Retype the tail of the data exactly, starting at the line containing "Type out the text in this image." and stopping at the last line.
━━ GIVEN INFORMATION
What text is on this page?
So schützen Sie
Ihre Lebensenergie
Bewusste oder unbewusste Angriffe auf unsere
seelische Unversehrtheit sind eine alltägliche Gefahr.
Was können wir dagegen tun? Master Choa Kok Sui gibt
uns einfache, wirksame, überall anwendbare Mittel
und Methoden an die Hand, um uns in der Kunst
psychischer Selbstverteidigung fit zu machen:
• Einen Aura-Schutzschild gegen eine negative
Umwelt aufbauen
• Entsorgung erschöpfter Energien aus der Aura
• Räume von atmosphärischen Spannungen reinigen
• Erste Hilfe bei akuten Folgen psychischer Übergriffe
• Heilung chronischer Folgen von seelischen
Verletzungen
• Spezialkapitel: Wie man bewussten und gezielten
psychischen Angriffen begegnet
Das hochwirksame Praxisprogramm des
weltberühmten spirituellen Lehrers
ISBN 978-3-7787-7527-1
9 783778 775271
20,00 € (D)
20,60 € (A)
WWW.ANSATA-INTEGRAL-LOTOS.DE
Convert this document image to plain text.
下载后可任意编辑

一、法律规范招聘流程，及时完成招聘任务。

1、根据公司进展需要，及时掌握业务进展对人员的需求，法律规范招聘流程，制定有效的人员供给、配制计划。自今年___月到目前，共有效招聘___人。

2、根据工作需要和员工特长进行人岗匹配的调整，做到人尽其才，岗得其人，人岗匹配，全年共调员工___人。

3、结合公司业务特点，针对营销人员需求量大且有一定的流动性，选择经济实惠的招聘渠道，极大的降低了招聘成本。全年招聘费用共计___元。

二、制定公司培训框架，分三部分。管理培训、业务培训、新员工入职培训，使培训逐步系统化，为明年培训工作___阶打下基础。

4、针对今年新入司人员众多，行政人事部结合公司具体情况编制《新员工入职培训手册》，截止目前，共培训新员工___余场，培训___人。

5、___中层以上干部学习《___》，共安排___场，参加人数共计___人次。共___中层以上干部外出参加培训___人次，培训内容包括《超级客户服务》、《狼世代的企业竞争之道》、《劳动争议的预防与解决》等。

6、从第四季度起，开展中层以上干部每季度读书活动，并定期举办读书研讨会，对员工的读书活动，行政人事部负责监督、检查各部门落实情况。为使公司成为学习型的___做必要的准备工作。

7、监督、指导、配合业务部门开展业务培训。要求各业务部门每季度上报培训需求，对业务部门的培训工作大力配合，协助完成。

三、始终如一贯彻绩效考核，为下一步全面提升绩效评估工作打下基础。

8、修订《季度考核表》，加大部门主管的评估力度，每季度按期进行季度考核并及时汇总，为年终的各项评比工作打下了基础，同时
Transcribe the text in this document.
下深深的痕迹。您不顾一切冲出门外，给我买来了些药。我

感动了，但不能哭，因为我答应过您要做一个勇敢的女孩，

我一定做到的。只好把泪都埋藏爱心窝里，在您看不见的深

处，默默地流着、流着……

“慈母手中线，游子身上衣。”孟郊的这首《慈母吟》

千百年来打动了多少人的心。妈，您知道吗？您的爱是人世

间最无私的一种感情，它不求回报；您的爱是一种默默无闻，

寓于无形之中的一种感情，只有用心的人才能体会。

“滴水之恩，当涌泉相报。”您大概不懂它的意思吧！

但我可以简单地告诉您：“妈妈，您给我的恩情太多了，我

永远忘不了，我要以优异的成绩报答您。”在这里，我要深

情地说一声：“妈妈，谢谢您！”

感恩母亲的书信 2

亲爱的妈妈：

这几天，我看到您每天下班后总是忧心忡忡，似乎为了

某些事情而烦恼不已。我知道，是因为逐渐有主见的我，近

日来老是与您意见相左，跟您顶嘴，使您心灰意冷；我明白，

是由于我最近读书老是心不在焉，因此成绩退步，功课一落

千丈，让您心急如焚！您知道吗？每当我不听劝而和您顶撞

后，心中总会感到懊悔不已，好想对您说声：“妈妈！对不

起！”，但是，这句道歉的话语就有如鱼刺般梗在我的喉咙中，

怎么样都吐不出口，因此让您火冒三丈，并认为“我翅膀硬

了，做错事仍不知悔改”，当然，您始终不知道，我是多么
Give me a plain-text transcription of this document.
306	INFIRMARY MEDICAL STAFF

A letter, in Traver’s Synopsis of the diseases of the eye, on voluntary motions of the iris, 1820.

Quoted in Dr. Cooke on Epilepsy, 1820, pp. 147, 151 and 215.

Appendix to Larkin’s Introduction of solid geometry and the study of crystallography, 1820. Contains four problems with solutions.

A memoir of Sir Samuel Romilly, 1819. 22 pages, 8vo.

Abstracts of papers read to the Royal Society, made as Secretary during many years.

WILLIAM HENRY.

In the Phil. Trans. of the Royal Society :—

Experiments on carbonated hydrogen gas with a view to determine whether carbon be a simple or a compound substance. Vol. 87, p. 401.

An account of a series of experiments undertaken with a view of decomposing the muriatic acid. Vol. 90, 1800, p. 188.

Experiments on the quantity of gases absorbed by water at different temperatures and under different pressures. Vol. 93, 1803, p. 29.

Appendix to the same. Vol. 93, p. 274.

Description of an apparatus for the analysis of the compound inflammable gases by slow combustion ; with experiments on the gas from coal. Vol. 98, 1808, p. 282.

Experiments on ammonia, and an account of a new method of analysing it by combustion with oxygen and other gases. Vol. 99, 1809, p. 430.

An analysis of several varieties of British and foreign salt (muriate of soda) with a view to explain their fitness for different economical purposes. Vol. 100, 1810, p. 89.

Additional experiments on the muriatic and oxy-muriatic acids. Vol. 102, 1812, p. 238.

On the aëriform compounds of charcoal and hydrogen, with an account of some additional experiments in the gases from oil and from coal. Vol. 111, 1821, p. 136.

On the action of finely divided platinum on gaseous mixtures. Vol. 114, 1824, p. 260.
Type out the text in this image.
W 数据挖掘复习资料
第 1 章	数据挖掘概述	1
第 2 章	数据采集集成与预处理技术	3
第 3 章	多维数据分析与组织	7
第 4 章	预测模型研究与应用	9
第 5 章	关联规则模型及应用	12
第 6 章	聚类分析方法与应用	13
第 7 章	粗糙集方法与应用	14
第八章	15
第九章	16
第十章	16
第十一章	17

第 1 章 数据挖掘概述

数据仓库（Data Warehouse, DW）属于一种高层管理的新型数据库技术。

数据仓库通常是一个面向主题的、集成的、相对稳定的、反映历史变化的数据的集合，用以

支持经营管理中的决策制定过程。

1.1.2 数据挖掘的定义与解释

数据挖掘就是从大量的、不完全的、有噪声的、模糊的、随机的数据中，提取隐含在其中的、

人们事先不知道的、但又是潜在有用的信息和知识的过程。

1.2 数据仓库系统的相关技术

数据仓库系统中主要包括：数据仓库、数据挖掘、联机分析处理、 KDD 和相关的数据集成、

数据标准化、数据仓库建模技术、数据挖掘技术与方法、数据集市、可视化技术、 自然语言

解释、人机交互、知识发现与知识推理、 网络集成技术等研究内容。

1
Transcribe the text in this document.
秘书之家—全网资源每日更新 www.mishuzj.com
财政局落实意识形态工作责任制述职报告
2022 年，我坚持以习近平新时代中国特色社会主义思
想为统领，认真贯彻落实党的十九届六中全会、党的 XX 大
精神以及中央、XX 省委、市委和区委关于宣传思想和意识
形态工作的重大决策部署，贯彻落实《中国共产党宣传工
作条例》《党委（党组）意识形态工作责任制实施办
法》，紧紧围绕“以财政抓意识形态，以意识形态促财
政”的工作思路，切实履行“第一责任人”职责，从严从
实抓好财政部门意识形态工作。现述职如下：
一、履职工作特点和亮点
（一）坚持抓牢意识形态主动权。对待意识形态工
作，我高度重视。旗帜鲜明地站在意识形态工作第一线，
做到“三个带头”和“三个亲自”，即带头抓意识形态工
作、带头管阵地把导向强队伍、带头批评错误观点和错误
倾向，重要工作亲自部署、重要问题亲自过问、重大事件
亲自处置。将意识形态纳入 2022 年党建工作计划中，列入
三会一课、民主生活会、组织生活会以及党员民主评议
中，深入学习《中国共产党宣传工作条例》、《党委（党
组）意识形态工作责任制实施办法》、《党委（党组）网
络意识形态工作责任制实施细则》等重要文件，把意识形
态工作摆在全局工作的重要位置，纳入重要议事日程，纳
━━━━
**THE OUTPUT:**
Type out the text in this image.
W 数据挖掘复习资料
第 1 章	数据挖掘概述	1
第 2 章	数据采集集成与预处理技术	3
第 3 章	多维数据分析与组织	7
第 4 章	预测模型研究与应用	9
第 5 章	关联规则模型及应用	12
第 6 章	聚类分析方法与应用	13
第 7 章	粗糙集方法与应用	14
第八章	15
第九章	16
第十章	16
第十一章	17

第 1 章 数据挖掘概述

数据仓库（Data Warehouse, DW）属于一种高层管理的新型数据库技术。

数据仓库通常是一个面向主题的、集成的、相对稳定的、反映历史变化的数据的集合，用以

支持经营管理中的决策制定过程。

1.1.2 数据挖掘的定义与解释

数据挖掘就是从大量的、不完全的、有噪声的、模糊的、随机的数据中，提取隐含在其中的、

人们事先不知道的、但又是潜在有用的信息和知识的过程。

1.2 数据仓库系统的相关技术

数据仓库系统中主要包括：数据仓库、数据挖掘、联机分析处理、 KDD 和相关的数据集成、

数据标准化、数据仓库建模技术、数据挖掘技术与方法、数据集市、可视化技术、 自然语言

解释、人机交互、知识发现与知识推理、 网络集成技术等研究内容。

1
Transcribe the text in this document.
秘书之家—全网资源每日更新 www.mishuzj.com
财政局落实意识形态工作责任制述职报告
2022 年，我坚持以习近平新时代中国特色社会主义思
想为统领，认真贯彻落实党的十九届六中全会、党的 XX 大
精神以及中央、XX 省委、市委和区委关于宣传思想和意识
形态工作的重大决策部署，贯彻落实《中国共产党宣传工
作条例》《党委（党组）意识形态工作责任制实施办
法》，紧紧围绕“以财政抓意识形态，以意识形态促财
政”的工作思路，切实履行“第一责任人”职责，从严从
实抓好财政部门意识形态工作。现述职如下：
一、履职工作特点和亮点
（一）坚持抓牢意识形态主动权。对待意识形态工
作，我高度重视。旗帜鲜明地站在意识形态工作第一线，
做到“三个带头”和“三个亲自”，即带头抓意识形态工
作、带头管阵地把导向强队伍、带头批评错误观点和错误
倾向，重要工作亲自部署、重要问题亲自过问、重大事件
亲自处置。将意识形态纳入 2022 年党建工作计划中，列入
三会一课、民主生活会、组织生活会以及党员民主评议
中，深入学习《中国共产党宣传工作条例》、《党委（党
组）意识形态工作责任制实施办法》、《党委（党组）网
络意识形态工作责任制实施细则》等重要文件，把意识形
态工作摆在全局工作的重要位置，纳入重要议事日程，纳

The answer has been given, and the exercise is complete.